▸ **Exercise task**
Isolate every line in the records below with "between" in it.

▸ **Source records**
——————————
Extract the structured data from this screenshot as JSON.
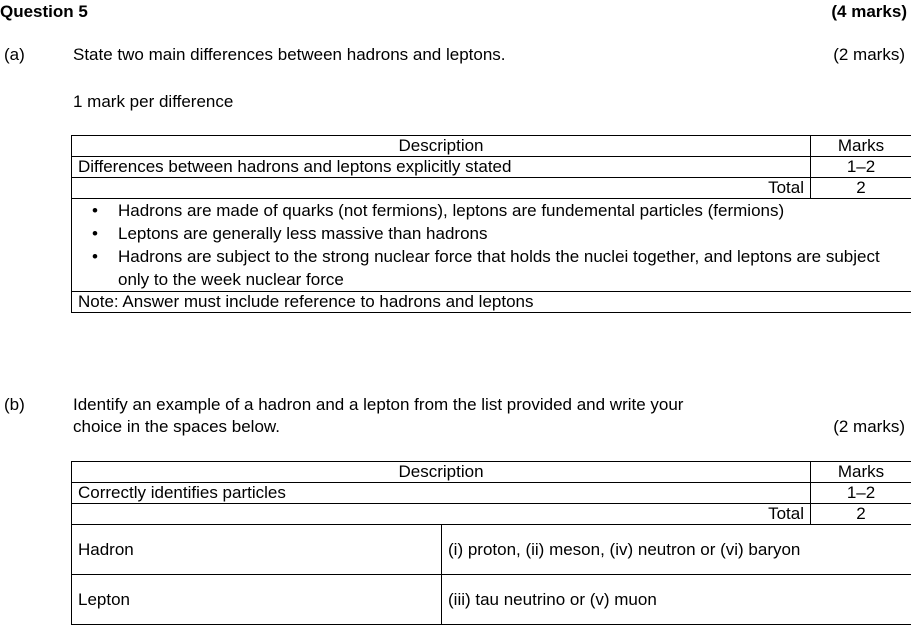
{
  "question": {
    "title": "Question 5",
    "marks": "(4 marks)"
  },
  "part_a": {
    "label": "(a)",
    "prompt": "State two main differences between hadrons and leptons.",
    "marks": "(2 marks)",
    "note": "1 mark per difference",
    "table": {
      "headers": {
        "description": "Description",
        "marks": "Marks"
      },
      "criterion": {
        "text": "Differences between hadrons and leptons explicitly stated",
        "marks": "1–2"
      },
      "total": {
        "label": "Total",
        "value": "2"
      },
      "bullets": [
        "Hadrons are made of quarks (not fermions), leptons are fundemental particles (fermions)",
        "Leptons are generally less massive than hadrons",
        "Hadrons are subject to the strong nuclear force that holds the nuclei together, and leptons are subject only to the week nuclear force"
      ],
      "footnote": "Note: Answer must include reference to hadrons and leptons"
    }
  },
  "part_b": {
    "label": "(b)",
    "prompt_line1": "Identify an example of a hadron and a lepton from the list provided and write your",
    "prompt_line2": "choice in the spaces below.",
    "marks": "(2 marks)",
    "table": {
      "headers": {
        "description": "Description",
        "marks": "Marks"
      },
      "criterion": {
        "text": "Correctly identifies particles",
        "marks": "1–2"
      },
      "total": {
        "label": "Total",
        "value": "2"
      },
      "rows": [
        {
          "label": "Hadron",
          "answer": "(i) proton, (ii) meson, (iv) neutron or (vi) baryon"
        },
        {
          "label": "Lepton",
          "answer": "(iii) tau neutrino or (v) muon"
        }
      ]
    }
  }
}
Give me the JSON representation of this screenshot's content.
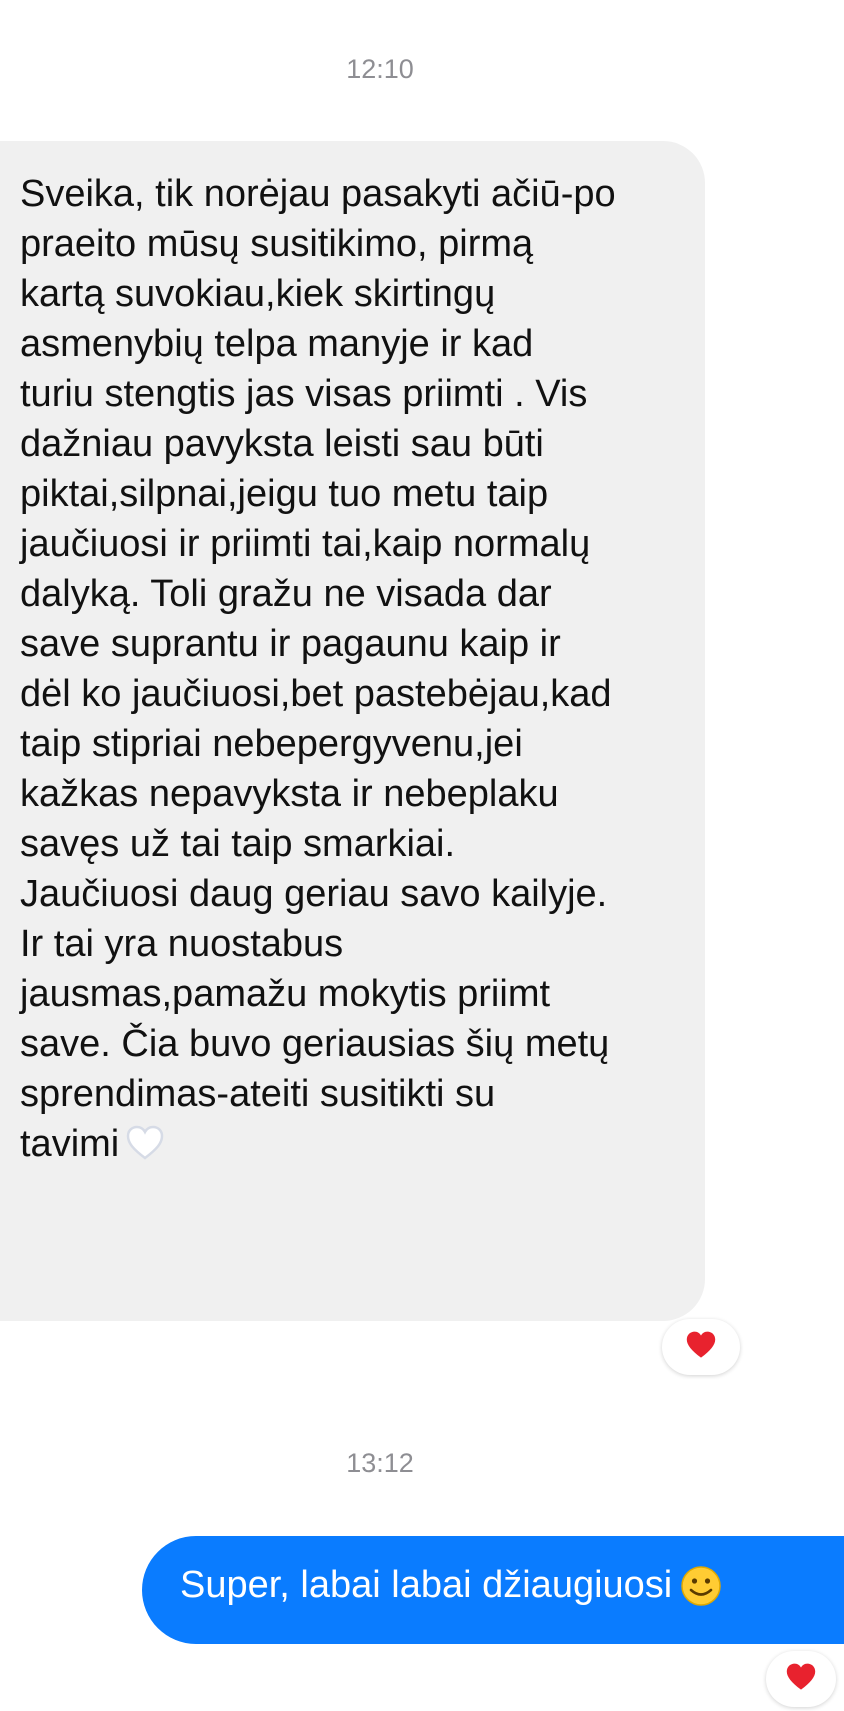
{
  "thread": {
    "timestamp_1": "12:10",
    "timestamp_2": "13:12"
  },
  "incoming_message": {
    "lines": [
      "Sveika, tik norėjau pasakyti ačiū-po",
      "praeito mūsų susitikimo, pirmą",
      "kartą suvokiau,kiek skirtingų",
      "asmenybių telpa manyje ir kad",
      "turiu stengtis jas visas priimti . Vis",
      "dažniau pavyksta leisti sau būti",
      "piktai,silpnai,jeigu tuo metu taip",
      "jaučiuosi ir priimti tai,kaip normalų",
      "dalyką. Toli gražu ne visada dar",
      "save suprantu ir pagaunu kaip ir",
      "dėl ko jaučiuosi,bet pastebėjau,kad",
      "taip stipriai nebepergyvenu,jei",
      "kažkas nepavyksta ir nebeplaku",
      "savęs už tai taip smarkiai.",
      "Jaučiuosi daug geriau savo kailyje.",
      "Ir tai yra nuostabus",
      "jausmas,pamažu mokytis priimt",
      "save. Čia buvo geriausias šių metų",
      "sprendimas-ateiti susitikti su",
      "tavimi"
    ],
    "trailing_icon": "white-heart-icon",
    "reaction_icon": "red-heart-icon"
  },
  "outgoing_message": {
    "text": "Super, labai labai džiaugiuosi",
    "trailing_icon": "smiley-icon",
    "reaction_icon": "red-heart-icon"
  },
  "colors": {
    "incoming_bubble": "#f0f0f0",
    "outgoing_bubble": "#0a7cff",
    "reaction_heart": "#e8222e",
    "timestamp": "#8e8e93"
  }
}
——————————
▸ **Completed exercise**
    "prompt": "State two main differences between hadrons and leptons.",
        "text": "Differences between hadrons and leptons explicitly stated",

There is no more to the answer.